▶ Work to complete: Set the listing down again in full, word for word, with the pictures left out.
□ □ □ □
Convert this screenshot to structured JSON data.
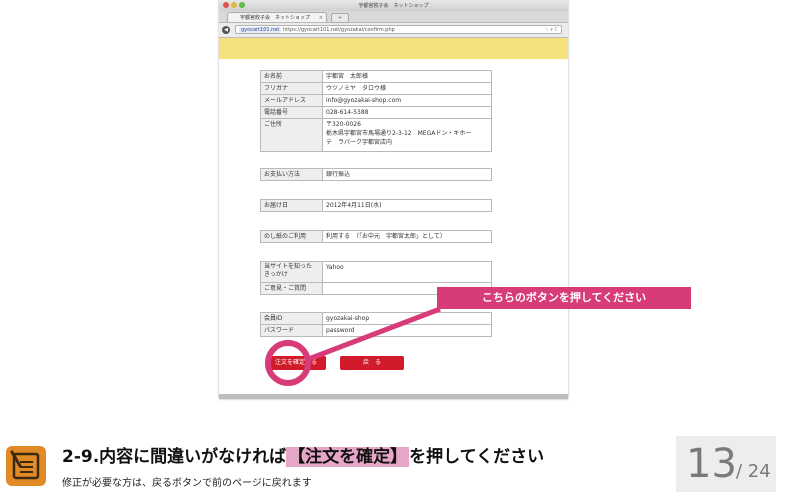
{
  "browser": {
    "window_title": "宇都宮餃子会　ネットショップ",
    "tab_label": "宇都宮餃子会　ネットショップ",
    "tab_close": "×",
    "new_tab": "+",
    "url_host": "gyocart101.net",
    "url_rest": "https://gyocart101.net/gyozakai/confirm.php",
    "star": "☆ ▾ C"
  },
  "customer": [
    {
      "label": "お名前",
      "value": "宇都宮　太郎様"
    },
    {
      "label": "フリガナ",
      "value": "ウツノミヤ　タロウ様"
    },
    {
      "label": "メールアドレス",
      "value": "info@gyozakai-shop.com"
    },
    {
      "label": "電話番号",
      "value": "028-614-5388"
    },
    {
      "label": "ご住所",
      "value": "〒320-0026",
      "value2": "栃木県宇都宮市馬場通り2-3-12　MEGAドン・キホー",
      "value3": "テ　ラパーク宇都宮店内"
    }
  ],
  "payment": {
    "label": "お支払い方法",
    "value": "銀行振込"
  },
  "delivery": {
    "label": "お届け日",
    "value": "2012年4月11日(水)"
  },
  "noshi": {
    "label": "のし紙のご利用",
    "value": "利用する　（「お中元　宇都宮太郎」として）"
  },
  "survey": [
    {
      "label": "当サイトを知った\nきっかけ",
      "value": "Yahoo"
    },
    {
      "label": "ご意見・ご質問",
      "value": ""
    }
  ],
  "member": [
    {
      "label": "会員ID",
      "value": "gyozakai-shop"
    },
    {
      "label": "パスワード",
      "value": "password"
    }
  ],
  "buttons": {
    "confirm": "注文を確定する",
    "back": "戻　る"
  },
  "callout": "こちらのボタンを押してください",
  "slide": {
    "heading_pre": "2-9.内容に間違いがなければ",
    "heading_highlight": "【注文を確定】",
    "heading_post": "を押してください",
    "subtitle": "修正が必要な方は、戻るボタンで前のページに戻れます",
    "page_current": "13",
    "page_total": "/ 24"
  }
}
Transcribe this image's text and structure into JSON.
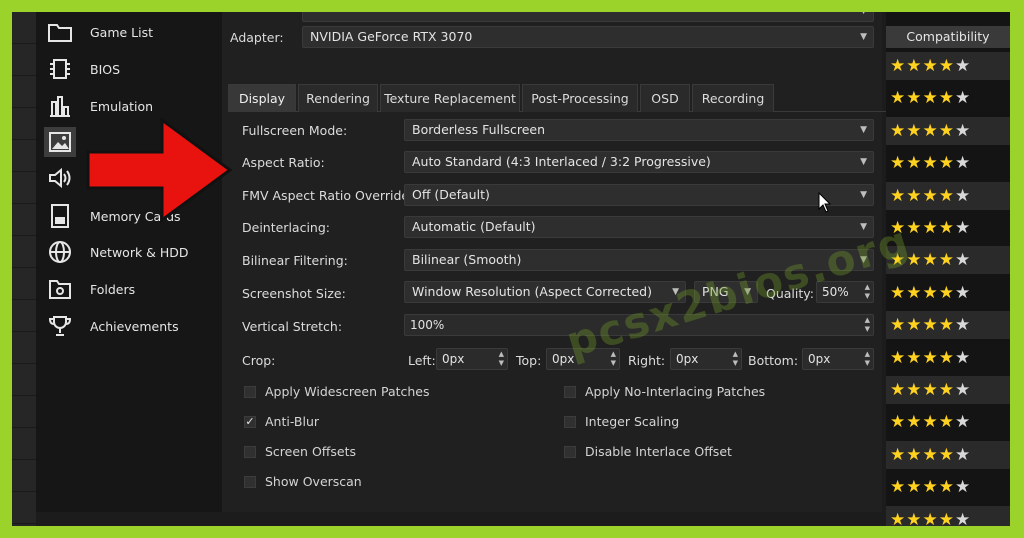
{
  "sidebar": {
    "items": [
      {
        "label": "Game List",
        "icon": "folder-icon"
      },
      {
        "label": "BIOS",
        "icon": "chip-icon"
      },
      {
        "label": "Emulation",
        "icon": "emulation-icon"
      },
      {
        "label": "",
        "icon": "image-icon",
        "selected": true
      },
      {
        "label": "",
        "icon": "speaker-icon"
      },
      {
        "label": "Memory Cards",
        "icon": "memory-card-icon"
      },
      {
        "label": "Network & HDD",
        "icon": "globe-icon"
      },
      {
        "label": "Folders",
        "icon": "folder-gear-icon"
      },
      {
        "label": "Achievements",
        "icon": "trophy-icon"
      }
    ]
  },
  "settings": {
    "adapter_label": "Adapter:",
    "adapter_value": "NVIDIA GeForce RTX 3070",
    "tabs": [
      {
        "label": "Display",
        "active": true
      },
      {
        "label": "Rendering"
      },
      {
        "label": "Texture Replacement"
      },
      {
        "label": "Post-Processing"
      },
      {
        "label": "OSD"
      },
      {
        "label": "Recording"
      }
    ],
    "rows": {
      "fullscreen_label": "Fullscreen Mode:",
      "fullscreen_value": "Borderless Fullscreen",
      "aspect_label": "Aspect Ratio:",
      "aspect_value": "Auto Standard (4:3 Interlaced / 3:2 Progressive)",
      "fmv_label": "FMV Aspect Ratio Override:",
      "fmv_value": "Off (Default)",
      "deinterlace_label": "Deinterlacing:",
      "deinterlace_value": "Automatic (Default)",
      "bilinear_label": "Bilinear Filtering:",
      "bilinear_value": "Bilinear (Smooth)",
      "screenshot_label": "Screenshot Size:",
      "screenshot_value": "Window Resolution (Aspect Corrected)",
      "format_value": "PNG",
      "quality_label": "Quality:",
      "quality_value": "50%",
      "stretch_label": "Vertical Stretch:",
      "stretch_value": "100%",
      "crop_label": "Crop:",
      "left_label": "Left:",
      "left_value": "0px",
      "top_label": "Top:",
      "top_value": "0px",
      "right_label": "Right:",
      "right_value": "0px",
      "bottom_label": "Bottom:",
      "bottom_value": "0px"
    },
    "checkboxes": {
      "widescreen": {
        "label": "Apply Widescreen Patches",
        "checked": false
      },
      "nointerlace": {
        "label": "Apply No-Interlacing Patches",
        "checked": false
      },
      "antiblur": {
        "label": "Anti-Blur",
        "checked": true
      },
      "integer": {
        "label": "Integer Scaling",
        "checked": false
      },
      "offsets": {
        "label": "Screen Offsets",
        "checked": false
      },
      "interlace_offset": {
        "label": "Disable Interlace Offset",
        "checked": false
      },
      "overscan": {
        "label": "Show Overscan",
        "checked": false
      }
    }
  },
  "compat": {
    "header": "Compatibility",
    "rows": [
      4,
      4,
      4,
      4,
      4,
      4,
      4,
      4,
      4,
      4,
      4,
      4,
      4,
      4,
      4
    ]
  },
  "watermark": "pcsx2bios.org",
  "colors": {
    "accent_green": "#9bd32a",
    "arrow_red": "#e8130f",
    "star": "#ffd21f"
  }
}
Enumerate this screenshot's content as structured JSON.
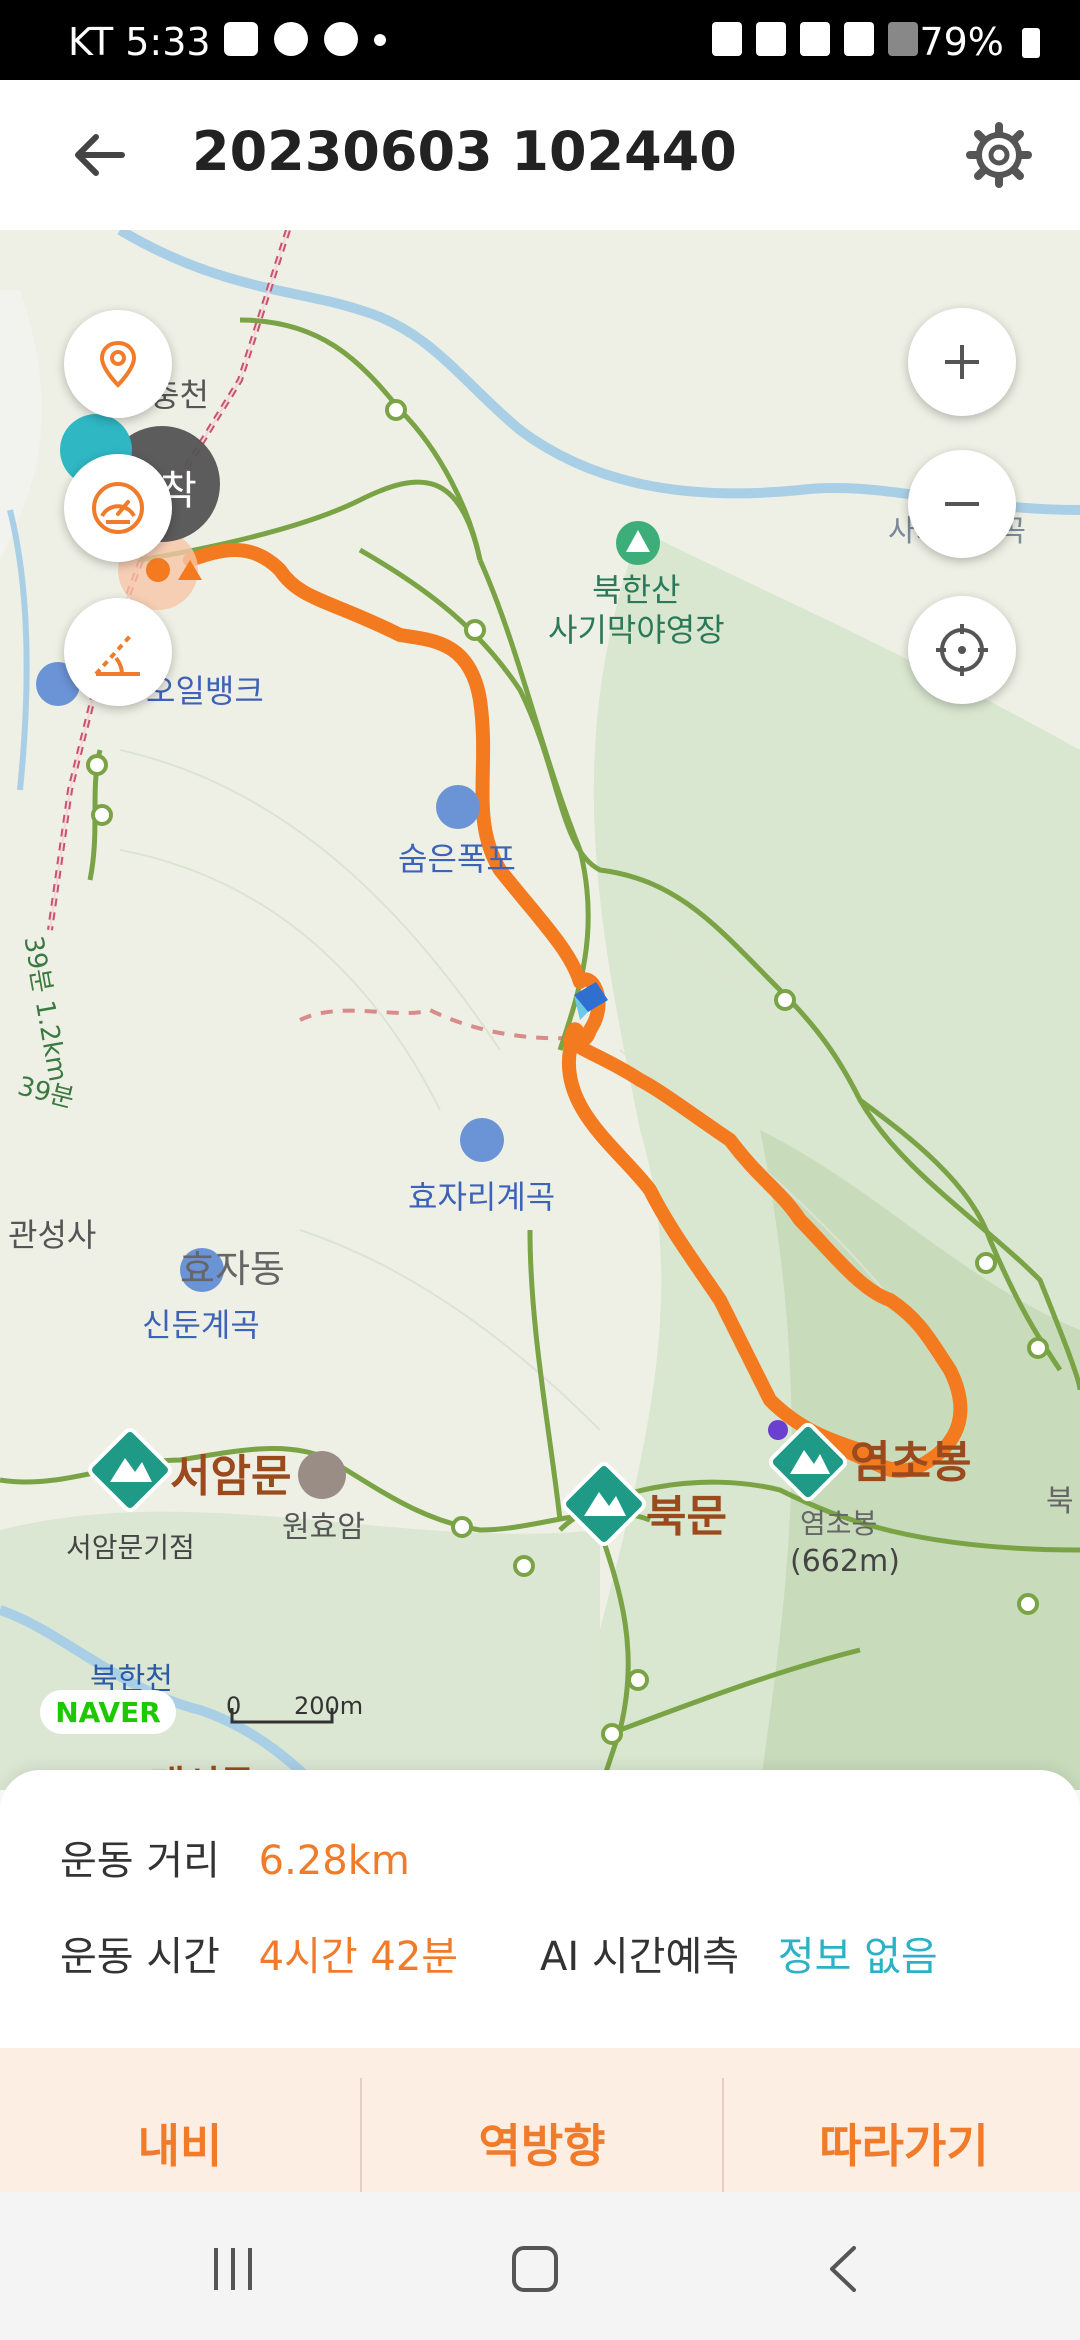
{
  "status_bar": {
    "carrier_time": "KT 5:33",
    "battery": "79%",
    "left_icons": [
      "gallery-icon",
      "walk-icon",
      "talk-icon",
      "dot"
    ],
    "right_icons": [
      "mute-icon",
      "location-icon",
      "hd-icon",
      "5g-icon",
      "signal-icon",
      "battery-icon"
    ]
  },
  "header": {
    "title": "20230603 102440"
  },
  "map": {
    "labels": {
      "stream": "충천",
      "arrive": "착",
      "gas": "오일뱅크",
      "campsite_line1": "북한산",
      "campsite_line2": "사기막야영장",
      "waterfall": "숨은폭포",
      "valley": "효자리계곡",
      "village": "효자동",
      "valley2": "신둔계곡",
      "temple_left": "관성사",
      "bus_time1": "39분",
      "bus_dist": "39분 1.2km",
      "seoam": "서암문",
      "seoam_site": "서암문기점",
      "temple": "원효암",
      "bukmun": "북문",
      "peak": "염초봉",
      "peak_sub": "염초봉",
      "peak_elev": "(662m)",
      "bukhancheon": "북한천",
      "right_edge": "북",
      "right_top": "사기막계곡",
      "bottom_cut": "대서문"
    },
    "scale": {
      "zero": "0",
      "length": "200m"
    },
    "brand": "NAVER",
    "route_color": "#f47a20",
    "trail_color": "#7aa346"
  },
  "stats": {
    "distance_label": "운동 거리",
    "distance_value": "6.28km",
    "time_label": "운동 시간",
    "time_value": "4시간 42분",
    "ai_label": "AI 시간예측",
    "ai_value": "정보 없음"
  },
  "actions": {
    "navi": "내비",
    "reverse": "역방향",
    "follow": "따라가기"
  },
  "colors": {
    "accent": "#f07b2a",
    "cyan": "#2cb1c5",
    "action_bg": "#fdeee3"
  }
}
□ □ □ □
▶ Answer to the exercise:
Convert this screenshot to structured JSON data.
{
  "browser": {
    "window_title": "宇都宮餃子会　ネットショップ",
    "tab_label": "宇都宮餃子会　ネットショップ",
    "tab_close": "×",
    "new_tab": "+",
    "url_host": "gyocart101.net",
    "url_rest": "https://gyocart101.net/gyozakai/confirm.php",
    "star": "☆ ▾ C"
  },
  "customer": [
    {
      "label": "お名前",
      "value": "宇都宮　太郎様"
    },
    {
      "label": "フリガナ",
      "value": "ウツノミヤ　タロウ様"
    },
    {
      "label": "メールアドレス",
      "value": "info@gyozakai-shop.com"
    },
    {
      "label": "電話番号",
      "value": "028-614-5388"
    },
    {
      "label": "ご住所",
      "value": "〒320-0026",
      "value2": "栃木県宇都宮市馬場通り2-3-12　MEGAドン・キホー",
      "value3": "テ　ラパーク宇都宮店内"
    }
  ],
  "payment": {
    "label": "お支払い方法",
    "value": "銀行振込"
  },
  "delivery": {
    "label": "お届け日",
    "value": "2012年4月11日(水)"
  },
  "noshi": {
    "label": "のし紙のご利用",
    "value": "利用する　（「お中元　宇都宮太郎」として）"
  },
  "survey": [
    {
      "label": "当サイトを知った\nきっかけ",
      "value": "Yahoo"
    },
    {
      "label": "ご意見・ご質問",
      "value": ""
    }
  ],
  "member": [
    {
      "label": "会員ID",
      "value": "gyozakai-shop"
    },
    {
      "label": "パスワード",
      "value": "password"
    }
  ],
  "buttons": {
    "confirm": "注文を確定する",
    "back": "戻　る"
  },
  "callout": "こちらのボタンを押してください",
  "slide": {
    "heading_pre": "2-9.内容に間違いがなければ",
    "heading_highlight": "【注文を確定】",
    "heading_post": "を押してください",
    "subtitle": "修正が必要な方は、戻るボタンで前のページに戻れます",
    "page_current": "13",
    "page_total": "/ 24"
  }
}
Transcribe this image's text and structure into JSON.
{
  "sidebar": {
    "items": [
      {
        "label": "Game List",
        "icon": "folder-icon"
      },
      {
        "label": "BIOS",
        "icon": "chip-icon"
      },
      {
        "label": "Emulation",
        "icon": "emulation-icon"
      },
      {
        "label": "",
        "icon": "image-icon",
        "selected": true
      },
      {
        "label": "",
        "icon": "speaker-icon"
      },
      {
        "label": "Memory Cards",
        "icon": "memory-card-icon"
      },
      {
        "label": "Network & HDD",
        "icon": "globe-icon"
      },
      {
        "label": "Folders",
        "icon": "folder-gear-icon"
      },
      {
        "label": "Achievements",
        "icon": "trophy-icon"
      }
    ]
  },
  "settings": {
    "adapter_label": "Adapter:",
    "adapter_value": "NVIDIA GeForce RTX 3070",
    "tabs": [
      {
        "label": "Display",
        "active": true
      },
      {
        "label": "Rendering"
      },
      {
        "label": "Texture Replacement"
      },
      {
        "label": "Post-Processing"
      },
      {
        "label": "OSD"
      },
      {
        "label": "Recording"
      }
    ],
    "rows": {
      "fullscreen_label": "Fullscreen Mode:",
      "fullscreen_value": "Borderless Fullscreen",
      "aspect_label": "Aspect Ratio:",
      "aspect_value": "Auto Standard (4:3 Interlaced / 3:2 Progressive)",
      "fmv_label": "FMV Aspect Ratio Override:",
      "fmv_value": "Off (Default)",
      "deinterlace_label": "Deinterlacing:",
      "deinterlace_value": "Automatic (Default)",
      "bilinear_label": "Bilinear Filtering:",
      "bilinear_value": "Bilinear (Smooth)",
      "screenshot_label": "Screenshot Size:",
      "screenshot_value": "Window Resolution (Aspect Corrected)",
      "format_value": "PNG",
      "quality_label": "Quality:",
      "quality_value": "50%",
      "stretch_label": "Vertical Stretch:",
      "stretch_value": "100%",
      "crop_label": "Crop:",
      "left_label": "Left:",
      "left_value": "0px",
      "top_label": "Top:",
      "top_value": "0px",
      "right_label": "Right:",
      "right_value": "0px",
      "bottom_label": "Bottom:",
      "bottom_value": "0px"
    },
    "checkboxes": {
      "widescreen": {
        "label": "Apply Widescreen Patches",
        "checked": false
      },
      "nointerlace": {
        "label": "Apply No-Interlacing Patches",
        "checked": false
      },
      "antiblur": {
        "label": "Anti-Blur",
        "checked": true
      },
      "integer": {
        "label": "Integer Scaling",
        "checked": false
      },
      "offsets": {
        "label": "Screen Offsets",
        "checked": false
      },
      "interlace_offset": {
        "label": "Disable Interlace Offset",
        "checked": false
      },
      "overscan": {
        "label": "Show Overscan",
        "checked": false
      }
    }
  },
  "compat": {
    "header": "Compatibility",
    "rows": [
      4,
      4,
      4,
      4,
      4,
      4,
      4,
      4,
      4,
      4,
      4,
      4,
      4,
      4,
      4
    ]
  },
  "watermark": "pcsx2bios.org",
  "colors": {
    "accent_green": "#9bd32a",
    "arrow_red": "#e8130f",
    "star": "#ffd21f"
  }
}
Enumerate this screenshot's content as structured JSON.
{
  "status_bar": {
    "carrier_time": "KT 5:33",
    "battery": "79%",
    "left_icons": [
      "gallery-icon",
      "walk-icon",
      "talk-icon",
      "dot"
    ],
    "right_icons": [
      "mute-icon",
      "location-icon",
      "hd-icon",
      "5g-icon",
      "signal-icon",
      "battery-icon"
    ]
  },
  "header": {
    "title": "20230603 102440"
  },
  "map": {
    "labels": {
      "stream": "충천",
      "arrive": "착",
      "gas": "오일뱅크",
      "campsite_line1": "북한산",
      "campsite_line2": "사기막야영장",
      "waterfall": "숨은폭포",
      "valley": "효자리계곡",
      "village": "효자동",
      "valley2": "신둔계곡",
      "temple_left": "관성사",
      "bus_time1": "39분",
      "bus_dist": "39분 1.2km",
      "seoam": "서암문",
      "seoam_site": "서암문기점",
      "temple": "원효암",
      "bukmun": "북문",
      "peak": "염초봉",
      "peak_sub": "염초봉",
      "peak_elev": "(662m)",
      "bukhancheon": "북한천",
      "right_edge": "북",
      "right_top": "사기막계곡",
      "bottom_cut": "대서문"
    },
    "scale": {
      "zero": "0",
      "length": "200m"
    },
    "brand": "NAVER",
    "route_color": "#f47a20",
    "trail_color": "#7aa346"
  },
  "stats": {
    "distance_label": "운동 거리",
    "distance_value": "6.28km",
    "time_label": "운동 시간",
    "time_value": "4시간 42분",
    "ai_label": "AI 시간예측",
    "ai_value": "정보 없음"
  },
  "actions": {
    "navi": "내비",
    "reverse": "역방향",
    "follow": "따라가기"
  },
  "colors": {
    "accent": "#f07b2a",
    "cyan": "#2cb1c5",
    "action_bg": "#fdeee3"
  }
}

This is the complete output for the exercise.